▸ **EXERCISE INPUTS**:
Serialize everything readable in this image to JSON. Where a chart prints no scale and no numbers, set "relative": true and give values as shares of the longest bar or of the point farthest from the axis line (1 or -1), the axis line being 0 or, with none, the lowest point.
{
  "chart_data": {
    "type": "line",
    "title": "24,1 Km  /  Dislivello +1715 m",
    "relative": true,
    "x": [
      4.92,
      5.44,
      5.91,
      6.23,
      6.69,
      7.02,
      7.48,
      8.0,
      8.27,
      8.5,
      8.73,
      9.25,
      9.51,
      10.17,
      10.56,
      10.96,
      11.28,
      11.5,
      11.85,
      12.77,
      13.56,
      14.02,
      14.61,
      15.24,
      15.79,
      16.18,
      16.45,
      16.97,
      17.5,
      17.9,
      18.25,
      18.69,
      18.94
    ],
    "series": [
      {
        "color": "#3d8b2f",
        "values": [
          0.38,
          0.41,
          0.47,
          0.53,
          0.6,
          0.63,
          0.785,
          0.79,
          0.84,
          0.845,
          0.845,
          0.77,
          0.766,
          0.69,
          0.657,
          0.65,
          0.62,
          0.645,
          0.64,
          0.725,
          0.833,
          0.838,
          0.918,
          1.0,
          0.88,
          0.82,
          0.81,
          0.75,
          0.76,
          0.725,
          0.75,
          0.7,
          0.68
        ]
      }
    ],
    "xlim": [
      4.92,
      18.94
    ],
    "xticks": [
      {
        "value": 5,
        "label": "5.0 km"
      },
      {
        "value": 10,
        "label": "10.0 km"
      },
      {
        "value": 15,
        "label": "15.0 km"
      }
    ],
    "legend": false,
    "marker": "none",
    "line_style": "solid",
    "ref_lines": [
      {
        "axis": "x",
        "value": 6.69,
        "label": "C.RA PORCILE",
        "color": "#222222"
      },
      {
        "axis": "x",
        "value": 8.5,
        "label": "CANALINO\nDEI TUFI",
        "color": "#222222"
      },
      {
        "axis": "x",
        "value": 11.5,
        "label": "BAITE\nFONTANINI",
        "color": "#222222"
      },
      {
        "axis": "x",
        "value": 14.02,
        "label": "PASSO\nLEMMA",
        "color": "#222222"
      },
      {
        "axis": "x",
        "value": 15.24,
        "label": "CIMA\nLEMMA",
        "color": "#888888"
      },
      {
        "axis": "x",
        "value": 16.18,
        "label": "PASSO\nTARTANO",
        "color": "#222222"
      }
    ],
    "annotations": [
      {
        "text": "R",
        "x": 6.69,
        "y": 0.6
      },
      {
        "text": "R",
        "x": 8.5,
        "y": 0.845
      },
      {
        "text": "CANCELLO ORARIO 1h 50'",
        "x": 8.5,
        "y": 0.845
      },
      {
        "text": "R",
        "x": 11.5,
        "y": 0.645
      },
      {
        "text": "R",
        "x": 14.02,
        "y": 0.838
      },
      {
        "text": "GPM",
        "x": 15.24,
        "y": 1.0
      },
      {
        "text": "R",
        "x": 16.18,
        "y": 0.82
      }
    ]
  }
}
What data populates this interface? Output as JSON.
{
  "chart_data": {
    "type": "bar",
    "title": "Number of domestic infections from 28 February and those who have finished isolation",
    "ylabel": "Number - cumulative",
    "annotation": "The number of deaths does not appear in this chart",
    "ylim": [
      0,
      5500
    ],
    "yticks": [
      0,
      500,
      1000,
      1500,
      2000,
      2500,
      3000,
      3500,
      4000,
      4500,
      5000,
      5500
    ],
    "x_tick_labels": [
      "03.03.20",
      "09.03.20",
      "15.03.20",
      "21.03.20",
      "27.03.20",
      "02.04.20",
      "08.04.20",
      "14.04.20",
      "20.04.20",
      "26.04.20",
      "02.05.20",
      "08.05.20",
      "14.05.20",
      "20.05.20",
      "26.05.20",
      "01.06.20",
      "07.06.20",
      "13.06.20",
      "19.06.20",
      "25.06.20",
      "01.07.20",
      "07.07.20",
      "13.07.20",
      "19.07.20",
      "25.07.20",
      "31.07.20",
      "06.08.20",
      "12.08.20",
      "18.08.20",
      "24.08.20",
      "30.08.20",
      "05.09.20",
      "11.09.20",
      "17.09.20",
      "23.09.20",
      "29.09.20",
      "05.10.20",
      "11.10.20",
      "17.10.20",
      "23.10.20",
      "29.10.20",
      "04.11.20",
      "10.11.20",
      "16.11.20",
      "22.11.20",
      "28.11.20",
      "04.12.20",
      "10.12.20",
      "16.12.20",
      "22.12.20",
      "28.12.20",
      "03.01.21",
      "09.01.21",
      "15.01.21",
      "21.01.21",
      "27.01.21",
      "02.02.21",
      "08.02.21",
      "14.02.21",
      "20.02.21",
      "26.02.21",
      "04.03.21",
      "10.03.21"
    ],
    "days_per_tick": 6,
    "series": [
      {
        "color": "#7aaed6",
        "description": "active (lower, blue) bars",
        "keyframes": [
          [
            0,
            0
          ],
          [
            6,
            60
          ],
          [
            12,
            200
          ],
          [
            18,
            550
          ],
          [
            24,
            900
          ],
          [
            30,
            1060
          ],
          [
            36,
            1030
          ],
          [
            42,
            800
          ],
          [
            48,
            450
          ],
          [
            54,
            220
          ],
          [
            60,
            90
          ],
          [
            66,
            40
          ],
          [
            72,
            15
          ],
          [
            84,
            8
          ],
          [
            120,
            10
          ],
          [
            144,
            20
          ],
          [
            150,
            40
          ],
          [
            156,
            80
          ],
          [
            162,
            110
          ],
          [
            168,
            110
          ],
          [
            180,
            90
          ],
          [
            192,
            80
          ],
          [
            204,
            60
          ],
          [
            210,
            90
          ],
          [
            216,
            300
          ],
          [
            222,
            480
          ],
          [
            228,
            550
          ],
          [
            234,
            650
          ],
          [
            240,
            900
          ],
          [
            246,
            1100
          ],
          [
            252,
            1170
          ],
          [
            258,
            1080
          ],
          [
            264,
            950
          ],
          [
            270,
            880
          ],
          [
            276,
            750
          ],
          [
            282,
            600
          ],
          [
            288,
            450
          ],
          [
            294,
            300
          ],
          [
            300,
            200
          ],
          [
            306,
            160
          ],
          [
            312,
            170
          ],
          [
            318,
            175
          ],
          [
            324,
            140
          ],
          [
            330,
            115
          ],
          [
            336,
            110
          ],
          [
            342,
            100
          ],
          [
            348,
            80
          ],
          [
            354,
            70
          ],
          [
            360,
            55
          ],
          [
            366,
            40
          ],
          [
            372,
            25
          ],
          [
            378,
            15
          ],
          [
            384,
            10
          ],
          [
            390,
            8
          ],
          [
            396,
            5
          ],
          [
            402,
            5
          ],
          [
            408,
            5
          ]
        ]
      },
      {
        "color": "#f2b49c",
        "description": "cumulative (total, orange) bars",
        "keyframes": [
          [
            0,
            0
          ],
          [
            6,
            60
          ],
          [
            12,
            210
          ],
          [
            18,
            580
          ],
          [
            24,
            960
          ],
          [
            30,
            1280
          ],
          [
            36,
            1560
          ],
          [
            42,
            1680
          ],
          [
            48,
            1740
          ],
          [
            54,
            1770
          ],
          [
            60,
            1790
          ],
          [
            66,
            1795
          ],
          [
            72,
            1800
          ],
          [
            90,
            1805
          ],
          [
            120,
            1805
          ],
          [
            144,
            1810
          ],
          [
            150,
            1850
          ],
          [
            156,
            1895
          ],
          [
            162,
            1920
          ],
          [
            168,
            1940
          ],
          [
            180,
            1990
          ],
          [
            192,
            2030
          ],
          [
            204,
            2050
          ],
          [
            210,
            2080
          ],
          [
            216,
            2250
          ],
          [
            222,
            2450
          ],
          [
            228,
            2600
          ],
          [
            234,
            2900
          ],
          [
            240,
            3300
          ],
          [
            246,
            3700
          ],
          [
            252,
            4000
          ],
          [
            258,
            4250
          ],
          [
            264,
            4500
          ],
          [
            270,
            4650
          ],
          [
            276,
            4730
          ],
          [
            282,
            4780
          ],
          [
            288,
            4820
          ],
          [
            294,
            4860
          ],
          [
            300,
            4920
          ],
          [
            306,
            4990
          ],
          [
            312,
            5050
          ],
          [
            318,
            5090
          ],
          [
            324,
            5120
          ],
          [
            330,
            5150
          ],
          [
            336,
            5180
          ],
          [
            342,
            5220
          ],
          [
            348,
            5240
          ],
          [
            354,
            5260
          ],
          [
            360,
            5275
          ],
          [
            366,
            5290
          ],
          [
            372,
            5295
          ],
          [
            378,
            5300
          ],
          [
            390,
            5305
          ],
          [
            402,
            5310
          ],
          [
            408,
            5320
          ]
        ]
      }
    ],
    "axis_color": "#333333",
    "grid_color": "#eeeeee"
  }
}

▸ **WHAT IS ASKED**:
Copy each line that holds the word "description".

▸ **FINAL ANSWER**:
        "description": "active (lower, blue) bars",
        "description": "cumulative (total, orange) bars",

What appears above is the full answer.